**WORK INSTRUCTIONS:** Work through the material below and count the lines holding the word "phái"; give that count and nothing more.

:: MATERIAL FOR THIS EXERCISE

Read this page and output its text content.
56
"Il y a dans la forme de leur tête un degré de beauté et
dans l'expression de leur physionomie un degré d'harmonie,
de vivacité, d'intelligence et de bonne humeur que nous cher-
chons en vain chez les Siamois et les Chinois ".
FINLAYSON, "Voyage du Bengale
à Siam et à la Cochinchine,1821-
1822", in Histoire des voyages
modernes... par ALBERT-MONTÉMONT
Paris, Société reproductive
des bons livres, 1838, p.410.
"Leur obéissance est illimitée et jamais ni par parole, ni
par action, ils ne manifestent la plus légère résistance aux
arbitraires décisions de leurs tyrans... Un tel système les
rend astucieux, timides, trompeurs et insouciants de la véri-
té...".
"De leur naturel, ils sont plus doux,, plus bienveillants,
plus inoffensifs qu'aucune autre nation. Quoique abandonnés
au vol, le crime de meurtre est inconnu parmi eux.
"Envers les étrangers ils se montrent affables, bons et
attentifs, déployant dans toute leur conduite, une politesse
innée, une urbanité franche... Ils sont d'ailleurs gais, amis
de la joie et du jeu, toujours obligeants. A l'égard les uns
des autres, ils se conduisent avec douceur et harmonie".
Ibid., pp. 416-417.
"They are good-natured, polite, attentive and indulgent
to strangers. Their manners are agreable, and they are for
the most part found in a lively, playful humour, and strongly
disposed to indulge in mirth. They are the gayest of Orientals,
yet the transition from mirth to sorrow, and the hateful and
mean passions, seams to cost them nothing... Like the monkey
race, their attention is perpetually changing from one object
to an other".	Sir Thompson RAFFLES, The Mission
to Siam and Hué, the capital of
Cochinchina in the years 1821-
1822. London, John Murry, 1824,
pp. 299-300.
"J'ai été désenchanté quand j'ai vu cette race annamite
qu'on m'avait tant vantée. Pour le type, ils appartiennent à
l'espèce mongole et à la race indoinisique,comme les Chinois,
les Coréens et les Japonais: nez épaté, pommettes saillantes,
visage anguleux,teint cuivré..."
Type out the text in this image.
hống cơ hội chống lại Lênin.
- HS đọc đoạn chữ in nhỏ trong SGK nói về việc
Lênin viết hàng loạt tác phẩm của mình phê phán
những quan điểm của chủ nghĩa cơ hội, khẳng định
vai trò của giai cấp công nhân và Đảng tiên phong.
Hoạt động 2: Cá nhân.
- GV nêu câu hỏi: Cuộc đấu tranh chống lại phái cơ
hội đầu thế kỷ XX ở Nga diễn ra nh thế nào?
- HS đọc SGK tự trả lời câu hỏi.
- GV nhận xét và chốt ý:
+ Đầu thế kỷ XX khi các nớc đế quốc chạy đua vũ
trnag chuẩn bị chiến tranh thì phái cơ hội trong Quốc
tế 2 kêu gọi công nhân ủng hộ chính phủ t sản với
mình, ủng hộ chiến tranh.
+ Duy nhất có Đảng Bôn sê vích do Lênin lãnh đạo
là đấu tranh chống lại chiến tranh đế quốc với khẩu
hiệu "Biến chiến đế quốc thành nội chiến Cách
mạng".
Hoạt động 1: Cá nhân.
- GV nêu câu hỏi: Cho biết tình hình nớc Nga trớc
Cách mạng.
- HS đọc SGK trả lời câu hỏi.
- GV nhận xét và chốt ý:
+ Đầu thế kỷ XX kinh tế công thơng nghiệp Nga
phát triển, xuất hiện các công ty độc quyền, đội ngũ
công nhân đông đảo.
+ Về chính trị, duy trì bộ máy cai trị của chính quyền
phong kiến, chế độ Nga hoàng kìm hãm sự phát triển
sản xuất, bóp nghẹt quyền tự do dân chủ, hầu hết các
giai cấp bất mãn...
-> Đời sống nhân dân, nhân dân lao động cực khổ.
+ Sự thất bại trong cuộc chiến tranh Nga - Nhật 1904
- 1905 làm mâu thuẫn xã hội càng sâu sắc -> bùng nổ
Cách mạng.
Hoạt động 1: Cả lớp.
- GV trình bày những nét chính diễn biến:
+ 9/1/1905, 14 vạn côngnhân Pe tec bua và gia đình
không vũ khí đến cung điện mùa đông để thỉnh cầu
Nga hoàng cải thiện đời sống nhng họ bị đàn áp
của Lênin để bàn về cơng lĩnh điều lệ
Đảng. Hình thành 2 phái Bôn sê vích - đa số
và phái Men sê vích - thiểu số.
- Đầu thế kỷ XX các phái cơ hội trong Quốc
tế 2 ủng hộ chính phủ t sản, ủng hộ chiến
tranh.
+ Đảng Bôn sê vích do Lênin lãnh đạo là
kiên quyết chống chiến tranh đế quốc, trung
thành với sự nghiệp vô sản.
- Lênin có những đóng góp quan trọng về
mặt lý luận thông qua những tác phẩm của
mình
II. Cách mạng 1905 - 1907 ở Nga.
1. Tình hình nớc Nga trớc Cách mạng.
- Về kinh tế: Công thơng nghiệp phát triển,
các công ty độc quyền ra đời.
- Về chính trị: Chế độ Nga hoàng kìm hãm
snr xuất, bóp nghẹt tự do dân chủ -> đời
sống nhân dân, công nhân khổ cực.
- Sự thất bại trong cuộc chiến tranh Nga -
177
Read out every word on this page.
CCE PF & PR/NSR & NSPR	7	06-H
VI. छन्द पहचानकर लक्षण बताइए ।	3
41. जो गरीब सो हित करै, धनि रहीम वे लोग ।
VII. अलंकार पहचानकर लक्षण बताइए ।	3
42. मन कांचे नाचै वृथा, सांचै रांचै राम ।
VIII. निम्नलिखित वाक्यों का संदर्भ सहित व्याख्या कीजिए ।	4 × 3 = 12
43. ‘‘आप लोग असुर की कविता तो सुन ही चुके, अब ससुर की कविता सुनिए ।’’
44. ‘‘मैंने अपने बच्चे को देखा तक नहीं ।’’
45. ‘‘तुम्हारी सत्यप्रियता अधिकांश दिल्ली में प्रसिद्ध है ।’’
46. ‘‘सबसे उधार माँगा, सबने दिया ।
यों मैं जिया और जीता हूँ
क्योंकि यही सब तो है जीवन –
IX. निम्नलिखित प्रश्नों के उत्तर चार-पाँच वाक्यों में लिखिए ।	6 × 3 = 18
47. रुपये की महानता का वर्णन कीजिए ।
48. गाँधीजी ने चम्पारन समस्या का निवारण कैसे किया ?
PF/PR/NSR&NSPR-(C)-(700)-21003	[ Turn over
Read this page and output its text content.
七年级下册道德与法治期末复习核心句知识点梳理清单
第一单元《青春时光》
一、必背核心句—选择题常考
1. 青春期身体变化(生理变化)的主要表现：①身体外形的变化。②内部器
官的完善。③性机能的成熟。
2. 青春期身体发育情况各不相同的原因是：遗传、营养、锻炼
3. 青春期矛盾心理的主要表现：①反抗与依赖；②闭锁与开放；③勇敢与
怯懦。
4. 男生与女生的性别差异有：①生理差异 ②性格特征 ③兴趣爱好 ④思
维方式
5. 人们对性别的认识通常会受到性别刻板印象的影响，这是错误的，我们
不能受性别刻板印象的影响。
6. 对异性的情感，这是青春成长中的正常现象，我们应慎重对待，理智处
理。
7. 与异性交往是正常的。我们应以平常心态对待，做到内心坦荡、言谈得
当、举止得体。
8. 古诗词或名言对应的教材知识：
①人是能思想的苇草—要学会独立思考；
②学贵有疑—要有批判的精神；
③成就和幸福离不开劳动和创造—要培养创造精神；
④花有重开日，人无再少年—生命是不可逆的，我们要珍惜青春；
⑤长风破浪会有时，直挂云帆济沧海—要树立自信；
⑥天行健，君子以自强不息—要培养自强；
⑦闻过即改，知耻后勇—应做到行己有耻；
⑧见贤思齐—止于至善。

::::

**EXERCISE SOLUTION:** 5